→ WHAT IS EXPECTED
In the records below, find each line with the word "Sharon" and copy it.

→ DATA LINES
#####
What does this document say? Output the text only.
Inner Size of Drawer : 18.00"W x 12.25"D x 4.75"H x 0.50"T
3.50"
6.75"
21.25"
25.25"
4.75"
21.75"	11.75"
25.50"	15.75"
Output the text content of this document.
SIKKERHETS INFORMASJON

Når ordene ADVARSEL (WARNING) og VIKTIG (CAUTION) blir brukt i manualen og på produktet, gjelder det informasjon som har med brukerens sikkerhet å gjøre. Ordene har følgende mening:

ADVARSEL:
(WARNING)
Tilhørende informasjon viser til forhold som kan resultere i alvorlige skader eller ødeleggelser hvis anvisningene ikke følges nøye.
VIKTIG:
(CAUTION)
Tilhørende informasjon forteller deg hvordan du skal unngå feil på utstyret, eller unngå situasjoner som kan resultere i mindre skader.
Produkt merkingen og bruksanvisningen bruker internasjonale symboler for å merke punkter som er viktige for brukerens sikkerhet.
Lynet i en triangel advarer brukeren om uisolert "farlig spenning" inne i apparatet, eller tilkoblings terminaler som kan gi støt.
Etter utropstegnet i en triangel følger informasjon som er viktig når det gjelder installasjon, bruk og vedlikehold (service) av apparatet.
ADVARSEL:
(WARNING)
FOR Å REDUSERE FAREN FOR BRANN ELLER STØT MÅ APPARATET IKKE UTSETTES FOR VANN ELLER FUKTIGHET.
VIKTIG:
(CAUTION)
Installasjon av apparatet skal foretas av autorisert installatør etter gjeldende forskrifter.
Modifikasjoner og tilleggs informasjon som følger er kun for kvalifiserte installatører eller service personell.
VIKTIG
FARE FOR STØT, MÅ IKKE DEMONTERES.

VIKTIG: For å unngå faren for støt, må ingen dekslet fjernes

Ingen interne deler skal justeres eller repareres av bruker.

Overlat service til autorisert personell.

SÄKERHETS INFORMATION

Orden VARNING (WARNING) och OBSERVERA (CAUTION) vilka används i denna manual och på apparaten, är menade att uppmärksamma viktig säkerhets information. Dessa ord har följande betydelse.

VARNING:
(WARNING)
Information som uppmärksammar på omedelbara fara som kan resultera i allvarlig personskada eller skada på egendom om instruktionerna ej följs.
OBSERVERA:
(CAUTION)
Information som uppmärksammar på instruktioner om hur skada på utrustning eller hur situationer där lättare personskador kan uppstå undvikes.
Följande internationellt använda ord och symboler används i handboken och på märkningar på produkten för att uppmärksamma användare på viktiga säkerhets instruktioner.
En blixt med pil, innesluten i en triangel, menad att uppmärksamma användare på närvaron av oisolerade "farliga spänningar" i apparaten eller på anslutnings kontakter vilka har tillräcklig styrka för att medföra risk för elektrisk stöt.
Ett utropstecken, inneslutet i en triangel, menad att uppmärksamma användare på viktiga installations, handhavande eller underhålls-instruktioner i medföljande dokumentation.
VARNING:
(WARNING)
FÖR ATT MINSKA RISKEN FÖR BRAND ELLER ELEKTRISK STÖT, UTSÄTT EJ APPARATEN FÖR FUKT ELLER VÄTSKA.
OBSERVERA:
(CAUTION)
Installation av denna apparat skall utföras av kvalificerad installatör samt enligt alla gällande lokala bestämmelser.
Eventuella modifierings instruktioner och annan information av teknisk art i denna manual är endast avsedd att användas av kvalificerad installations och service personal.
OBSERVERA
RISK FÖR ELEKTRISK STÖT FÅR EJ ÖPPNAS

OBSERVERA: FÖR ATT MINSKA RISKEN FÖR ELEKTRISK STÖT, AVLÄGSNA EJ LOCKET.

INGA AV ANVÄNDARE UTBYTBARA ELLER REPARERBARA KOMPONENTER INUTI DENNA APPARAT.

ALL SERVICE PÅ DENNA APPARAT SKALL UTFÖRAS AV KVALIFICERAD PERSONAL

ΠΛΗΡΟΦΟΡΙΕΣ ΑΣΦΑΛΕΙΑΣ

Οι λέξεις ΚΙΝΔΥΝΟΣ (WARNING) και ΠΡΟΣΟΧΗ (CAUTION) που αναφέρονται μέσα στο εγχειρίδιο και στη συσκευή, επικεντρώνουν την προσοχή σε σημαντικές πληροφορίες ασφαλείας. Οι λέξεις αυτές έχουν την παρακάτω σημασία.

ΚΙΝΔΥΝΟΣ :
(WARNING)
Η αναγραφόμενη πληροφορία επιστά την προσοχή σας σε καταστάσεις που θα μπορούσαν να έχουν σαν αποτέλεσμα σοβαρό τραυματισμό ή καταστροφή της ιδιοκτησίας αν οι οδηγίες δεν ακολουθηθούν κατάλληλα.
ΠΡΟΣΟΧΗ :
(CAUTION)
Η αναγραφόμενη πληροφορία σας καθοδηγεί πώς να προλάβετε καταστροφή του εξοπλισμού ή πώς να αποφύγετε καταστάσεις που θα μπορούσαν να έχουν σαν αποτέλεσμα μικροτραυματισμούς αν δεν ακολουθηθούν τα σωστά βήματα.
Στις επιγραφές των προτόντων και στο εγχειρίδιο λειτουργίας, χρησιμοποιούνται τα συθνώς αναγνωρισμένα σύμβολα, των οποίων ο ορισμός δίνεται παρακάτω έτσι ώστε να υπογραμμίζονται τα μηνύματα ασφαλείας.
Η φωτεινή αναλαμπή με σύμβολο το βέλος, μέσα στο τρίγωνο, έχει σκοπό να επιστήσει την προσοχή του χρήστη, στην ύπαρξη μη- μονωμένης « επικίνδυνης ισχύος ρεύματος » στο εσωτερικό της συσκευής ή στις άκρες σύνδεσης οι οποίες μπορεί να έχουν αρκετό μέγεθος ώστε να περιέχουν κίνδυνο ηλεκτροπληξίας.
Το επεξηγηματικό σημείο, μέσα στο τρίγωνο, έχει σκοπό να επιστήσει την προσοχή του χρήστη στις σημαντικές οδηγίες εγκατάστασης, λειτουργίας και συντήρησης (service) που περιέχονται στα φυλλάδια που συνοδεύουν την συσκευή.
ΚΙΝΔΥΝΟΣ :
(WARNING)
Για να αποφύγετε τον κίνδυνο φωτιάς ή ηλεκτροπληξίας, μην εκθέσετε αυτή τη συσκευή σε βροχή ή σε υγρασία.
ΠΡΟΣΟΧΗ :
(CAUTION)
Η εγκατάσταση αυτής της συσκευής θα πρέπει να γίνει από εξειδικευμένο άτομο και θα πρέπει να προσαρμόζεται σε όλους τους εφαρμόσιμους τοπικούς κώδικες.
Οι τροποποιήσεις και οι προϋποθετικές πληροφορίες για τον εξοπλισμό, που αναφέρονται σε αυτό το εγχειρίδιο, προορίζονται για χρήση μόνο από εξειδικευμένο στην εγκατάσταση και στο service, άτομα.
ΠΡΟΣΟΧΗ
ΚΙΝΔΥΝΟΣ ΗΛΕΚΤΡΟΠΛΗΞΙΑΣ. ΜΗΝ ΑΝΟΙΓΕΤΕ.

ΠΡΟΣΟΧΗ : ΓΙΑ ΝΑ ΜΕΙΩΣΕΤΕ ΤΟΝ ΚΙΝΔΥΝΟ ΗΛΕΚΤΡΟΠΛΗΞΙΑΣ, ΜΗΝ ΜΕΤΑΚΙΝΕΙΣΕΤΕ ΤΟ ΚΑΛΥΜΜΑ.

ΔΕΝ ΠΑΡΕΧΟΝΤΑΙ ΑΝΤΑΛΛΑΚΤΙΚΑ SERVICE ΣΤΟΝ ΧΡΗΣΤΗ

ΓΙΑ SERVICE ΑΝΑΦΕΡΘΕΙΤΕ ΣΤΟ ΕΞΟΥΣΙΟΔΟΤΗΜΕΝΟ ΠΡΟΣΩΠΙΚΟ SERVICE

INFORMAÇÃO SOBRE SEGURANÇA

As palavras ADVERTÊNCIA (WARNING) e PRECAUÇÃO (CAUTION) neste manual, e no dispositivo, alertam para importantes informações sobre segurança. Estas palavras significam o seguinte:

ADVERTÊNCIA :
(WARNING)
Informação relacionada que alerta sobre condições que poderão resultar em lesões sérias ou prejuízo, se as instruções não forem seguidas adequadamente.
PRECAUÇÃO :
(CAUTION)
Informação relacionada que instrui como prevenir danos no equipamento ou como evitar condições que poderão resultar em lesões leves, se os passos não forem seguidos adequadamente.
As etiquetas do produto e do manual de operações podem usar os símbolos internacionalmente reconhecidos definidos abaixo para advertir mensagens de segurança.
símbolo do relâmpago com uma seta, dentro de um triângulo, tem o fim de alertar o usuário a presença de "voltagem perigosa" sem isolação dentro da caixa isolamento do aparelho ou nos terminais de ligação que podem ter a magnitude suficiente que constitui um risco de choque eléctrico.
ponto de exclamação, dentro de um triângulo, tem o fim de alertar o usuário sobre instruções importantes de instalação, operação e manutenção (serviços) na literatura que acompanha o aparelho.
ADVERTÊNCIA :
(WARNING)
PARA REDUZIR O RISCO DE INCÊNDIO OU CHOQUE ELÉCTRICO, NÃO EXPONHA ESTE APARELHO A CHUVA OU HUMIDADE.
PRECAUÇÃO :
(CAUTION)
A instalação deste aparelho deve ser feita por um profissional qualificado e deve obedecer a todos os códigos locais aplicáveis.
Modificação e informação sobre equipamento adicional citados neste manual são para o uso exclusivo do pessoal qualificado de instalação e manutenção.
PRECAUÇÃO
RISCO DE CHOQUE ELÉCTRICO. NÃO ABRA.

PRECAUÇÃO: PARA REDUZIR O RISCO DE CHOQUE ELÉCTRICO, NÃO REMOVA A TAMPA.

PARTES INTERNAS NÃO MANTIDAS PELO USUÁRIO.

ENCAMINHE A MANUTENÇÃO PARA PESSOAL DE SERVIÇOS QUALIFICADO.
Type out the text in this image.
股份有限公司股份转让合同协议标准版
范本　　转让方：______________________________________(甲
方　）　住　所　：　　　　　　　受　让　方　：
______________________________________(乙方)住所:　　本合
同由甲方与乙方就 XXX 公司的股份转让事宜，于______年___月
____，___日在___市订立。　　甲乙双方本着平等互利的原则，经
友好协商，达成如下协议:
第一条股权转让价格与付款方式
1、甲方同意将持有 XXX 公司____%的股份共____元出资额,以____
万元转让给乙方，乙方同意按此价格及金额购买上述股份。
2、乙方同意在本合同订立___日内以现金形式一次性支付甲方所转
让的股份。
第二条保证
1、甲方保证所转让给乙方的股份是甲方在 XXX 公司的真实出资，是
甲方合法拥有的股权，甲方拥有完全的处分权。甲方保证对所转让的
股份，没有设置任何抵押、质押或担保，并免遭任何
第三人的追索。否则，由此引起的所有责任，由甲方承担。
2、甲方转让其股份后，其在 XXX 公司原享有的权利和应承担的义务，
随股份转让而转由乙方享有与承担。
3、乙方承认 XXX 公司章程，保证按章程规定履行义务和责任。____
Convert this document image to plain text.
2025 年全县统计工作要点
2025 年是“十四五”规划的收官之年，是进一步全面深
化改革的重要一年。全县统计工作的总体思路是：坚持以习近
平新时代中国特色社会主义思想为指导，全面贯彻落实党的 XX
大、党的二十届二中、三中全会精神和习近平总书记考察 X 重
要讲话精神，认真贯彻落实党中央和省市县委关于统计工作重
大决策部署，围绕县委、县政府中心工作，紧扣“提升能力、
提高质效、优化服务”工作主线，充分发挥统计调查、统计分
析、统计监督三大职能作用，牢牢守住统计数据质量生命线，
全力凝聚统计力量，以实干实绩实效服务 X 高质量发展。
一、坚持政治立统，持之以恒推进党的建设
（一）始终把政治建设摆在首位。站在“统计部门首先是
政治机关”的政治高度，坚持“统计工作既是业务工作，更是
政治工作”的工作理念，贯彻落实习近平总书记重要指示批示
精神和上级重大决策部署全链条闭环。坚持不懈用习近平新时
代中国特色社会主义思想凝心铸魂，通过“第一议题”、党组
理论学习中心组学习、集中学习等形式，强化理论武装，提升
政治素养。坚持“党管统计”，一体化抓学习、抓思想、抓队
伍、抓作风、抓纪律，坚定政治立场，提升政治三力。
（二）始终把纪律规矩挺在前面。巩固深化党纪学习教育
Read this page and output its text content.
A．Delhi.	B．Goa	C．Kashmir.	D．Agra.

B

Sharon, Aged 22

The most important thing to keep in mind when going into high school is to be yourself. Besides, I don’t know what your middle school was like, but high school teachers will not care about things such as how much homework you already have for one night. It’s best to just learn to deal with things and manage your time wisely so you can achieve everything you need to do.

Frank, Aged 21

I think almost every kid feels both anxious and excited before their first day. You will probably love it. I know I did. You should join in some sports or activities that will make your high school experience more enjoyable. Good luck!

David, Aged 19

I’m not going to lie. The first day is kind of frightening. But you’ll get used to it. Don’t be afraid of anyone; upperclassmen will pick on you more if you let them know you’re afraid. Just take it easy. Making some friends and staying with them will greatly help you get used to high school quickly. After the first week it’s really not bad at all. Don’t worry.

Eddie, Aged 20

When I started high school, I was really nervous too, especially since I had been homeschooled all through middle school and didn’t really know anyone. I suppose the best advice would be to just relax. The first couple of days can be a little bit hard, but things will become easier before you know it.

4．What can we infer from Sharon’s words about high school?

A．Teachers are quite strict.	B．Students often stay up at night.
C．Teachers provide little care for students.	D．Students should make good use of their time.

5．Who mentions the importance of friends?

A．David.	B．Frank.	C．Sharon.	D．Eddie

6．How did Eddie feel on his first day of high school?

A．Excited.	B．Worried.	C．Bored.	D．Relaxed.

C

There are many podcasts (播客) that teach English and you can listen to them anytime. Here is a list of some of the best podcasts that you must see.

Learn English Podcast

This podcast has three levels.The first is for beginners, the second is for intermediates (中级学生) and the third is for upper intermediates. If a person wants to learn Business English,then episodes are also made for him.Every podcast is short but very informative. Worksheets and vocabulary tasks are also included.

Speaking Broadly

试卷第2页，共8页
#####
→ PROBLEM SOLUTION
Sharon, Aged 22
4．What can we infer from Sharon’s words about high school?
A．David.	B．Frank.	C．Sharon.	D．Eddie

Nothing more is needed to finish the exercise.